EXERCISE DETAILS: List each line of the data that holds the word "have".

INFORMATION PROVIDED:
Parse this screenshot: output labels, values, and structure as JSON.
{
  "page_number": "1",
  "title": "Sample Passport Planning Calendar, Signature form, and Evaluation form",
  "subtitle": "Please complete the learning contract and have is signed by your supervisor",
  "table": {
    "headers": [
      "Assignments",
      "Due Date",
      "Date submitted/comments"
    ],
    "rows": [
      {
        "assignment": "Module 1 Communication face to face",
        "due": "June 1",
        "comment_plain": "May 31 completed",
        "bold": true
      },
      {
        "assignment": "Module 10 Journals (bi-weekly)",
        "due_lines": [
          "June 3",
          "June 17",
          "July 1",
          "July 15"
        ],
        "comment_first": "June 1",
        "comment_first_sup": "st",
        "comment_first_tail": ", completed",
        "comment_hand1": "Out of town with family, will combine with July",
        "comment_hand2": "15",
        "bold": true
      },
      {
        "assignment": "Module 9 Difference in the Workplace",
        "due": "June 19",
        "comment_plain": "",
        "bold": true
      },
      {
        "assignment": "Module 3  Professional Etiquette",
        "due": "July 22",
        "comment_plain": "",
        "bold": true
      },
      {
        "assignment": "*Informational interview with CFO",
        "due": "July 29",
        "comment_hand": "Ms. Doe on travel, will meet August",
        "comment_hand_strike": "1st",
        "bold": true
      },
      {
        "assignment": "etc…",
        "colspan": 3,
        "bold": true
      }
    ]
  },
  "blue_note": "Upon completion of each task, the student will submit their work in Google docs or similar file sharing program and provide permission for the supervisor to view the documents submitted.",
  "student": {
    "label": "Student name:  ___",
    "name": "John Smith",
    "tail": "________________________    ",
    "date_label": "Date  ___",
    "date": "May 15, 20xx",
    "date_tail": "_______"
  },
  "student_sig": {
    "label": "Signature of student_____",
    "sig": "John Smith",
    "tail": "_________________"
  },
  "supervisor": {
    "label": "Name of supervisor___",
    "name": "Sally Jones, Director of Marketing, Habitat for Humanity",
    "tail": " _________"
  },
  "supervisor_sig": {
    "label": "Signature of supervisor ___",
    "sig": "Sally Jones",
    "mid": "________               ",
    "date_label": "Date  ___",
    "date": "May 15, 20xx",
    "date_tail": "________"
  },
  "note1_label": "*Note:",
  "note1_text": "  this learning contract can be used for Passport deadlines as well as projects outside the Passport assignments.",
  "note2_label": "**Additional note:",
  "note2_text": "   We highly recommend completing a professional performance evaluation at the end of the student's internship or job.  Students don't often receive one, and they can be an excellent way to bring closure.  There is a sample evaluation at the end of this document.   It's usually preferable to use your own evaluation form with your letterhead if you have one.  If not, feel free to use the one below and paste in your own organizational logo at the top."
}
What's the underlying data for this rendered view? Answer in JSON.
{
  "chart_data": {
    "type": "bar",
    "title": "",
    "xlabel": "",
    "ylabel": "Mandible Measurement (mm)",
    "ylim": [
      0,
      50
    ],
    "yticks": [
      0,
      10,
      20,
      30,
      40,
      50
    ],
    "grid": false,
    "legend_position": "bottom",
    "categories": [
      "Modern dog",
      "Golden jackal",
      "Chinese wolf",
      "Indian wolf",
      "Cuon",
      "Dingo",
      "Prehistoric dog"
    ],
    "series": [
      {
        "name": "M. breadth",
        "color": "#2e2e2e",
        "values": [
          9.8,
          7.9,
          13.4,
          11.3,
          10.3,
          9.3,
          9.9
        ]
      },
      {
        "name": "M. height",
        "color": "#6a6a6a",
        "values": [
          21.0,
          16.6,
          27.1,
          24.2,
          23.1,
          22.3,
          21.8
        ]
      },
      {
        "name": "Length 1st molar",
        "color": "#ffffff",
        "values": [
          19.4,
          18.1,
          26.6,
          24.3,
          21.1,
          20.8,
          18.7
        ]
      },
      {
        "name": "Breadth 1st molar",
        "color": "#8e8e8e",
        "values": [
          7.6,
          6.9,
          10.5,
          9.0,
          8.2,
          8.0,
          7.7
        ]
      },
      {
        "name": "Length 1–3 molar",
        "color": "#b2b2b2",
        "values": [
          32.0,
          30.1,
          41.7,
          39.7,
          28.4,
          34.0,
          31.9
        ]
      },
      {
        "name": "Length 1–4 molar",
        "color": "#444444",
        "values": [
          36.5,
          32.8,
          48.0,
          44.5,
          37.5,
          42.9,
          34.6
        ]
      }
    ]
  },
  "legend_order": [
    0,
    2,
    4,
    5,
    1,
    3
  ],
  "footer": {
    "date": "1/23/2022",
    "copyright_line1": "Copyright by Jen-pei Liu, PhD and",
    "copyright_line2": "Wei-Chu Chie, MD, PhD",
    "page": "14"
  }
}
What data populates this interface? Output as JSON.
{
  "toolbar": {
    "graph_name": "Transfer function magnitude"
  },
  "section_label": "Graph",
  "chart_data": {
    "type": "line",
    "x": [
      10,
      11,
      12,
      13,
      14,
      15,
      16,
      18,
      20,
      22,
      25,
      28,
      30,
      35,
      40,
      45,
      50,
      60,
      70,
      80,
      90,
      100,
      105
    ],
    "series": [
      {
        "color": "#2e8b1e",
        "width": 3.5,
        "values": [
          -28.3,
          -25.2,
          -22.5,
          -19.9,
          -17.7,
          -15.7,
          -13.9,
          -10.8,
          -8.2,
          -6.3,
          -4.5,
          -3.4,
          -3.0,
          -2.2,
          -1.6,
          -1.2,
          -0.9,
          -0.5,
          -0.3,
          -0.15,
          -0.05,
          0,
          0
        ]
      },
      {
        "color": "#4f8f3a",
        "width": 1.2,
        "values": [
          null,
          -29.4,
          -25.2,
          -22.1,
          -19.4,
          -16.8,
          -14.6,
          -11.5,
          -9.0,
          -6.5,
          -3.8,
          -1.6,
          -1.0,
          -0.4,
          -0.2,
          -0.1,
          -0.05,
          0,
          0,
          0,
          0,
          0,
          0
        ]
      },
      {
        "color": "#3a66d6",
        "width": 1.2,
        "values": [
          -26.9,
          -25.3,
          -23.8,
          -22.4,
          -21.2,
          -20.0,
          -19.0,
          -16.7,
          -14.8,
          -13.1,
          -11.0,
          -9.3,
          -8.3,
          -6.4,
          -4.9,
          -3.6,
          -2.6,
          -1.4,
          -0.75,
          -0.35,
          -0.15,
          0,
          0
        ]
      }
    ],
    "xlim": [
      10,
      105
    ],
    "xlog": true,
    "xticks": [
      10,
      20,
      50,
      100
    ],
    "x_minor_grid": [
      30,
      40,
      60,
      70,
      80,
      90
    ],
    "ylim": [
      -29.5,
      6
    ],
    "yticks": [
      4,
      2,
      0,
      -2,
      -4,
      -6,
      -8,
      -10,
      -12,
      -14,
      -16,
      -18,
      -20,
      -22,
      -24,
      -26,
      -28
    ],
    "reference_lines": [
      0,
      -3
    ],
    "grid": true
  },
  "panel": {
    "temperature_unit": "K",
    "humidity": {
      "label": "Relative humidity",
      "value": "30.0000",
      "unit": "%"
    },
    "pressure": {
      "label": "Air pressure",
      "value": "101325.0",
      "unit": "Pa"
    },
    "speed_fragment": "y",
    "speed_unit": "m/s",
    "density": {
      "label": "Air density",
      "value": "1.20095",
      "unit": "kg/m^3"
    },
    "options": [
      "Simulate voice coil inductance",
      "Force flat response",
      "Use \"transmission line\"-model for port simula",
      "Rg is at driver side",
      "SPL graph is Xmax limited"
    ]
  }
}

RESPONSE:
  "subtitle": "Please complete the learning contract and have is signed by your supervisor",
  "note2_text": "   We highly recommend completing a professional performance evaluation at the end of the student's internship or job.  Students don't often receive one, and they can be an excellent way to bring closure.  There is a sample evaluation at the end of this document.   It's usually preferable to use your own evaluation form with your letterhead if you have one.  If not, feel free to use the one below and paste in your own organizational logo at the top."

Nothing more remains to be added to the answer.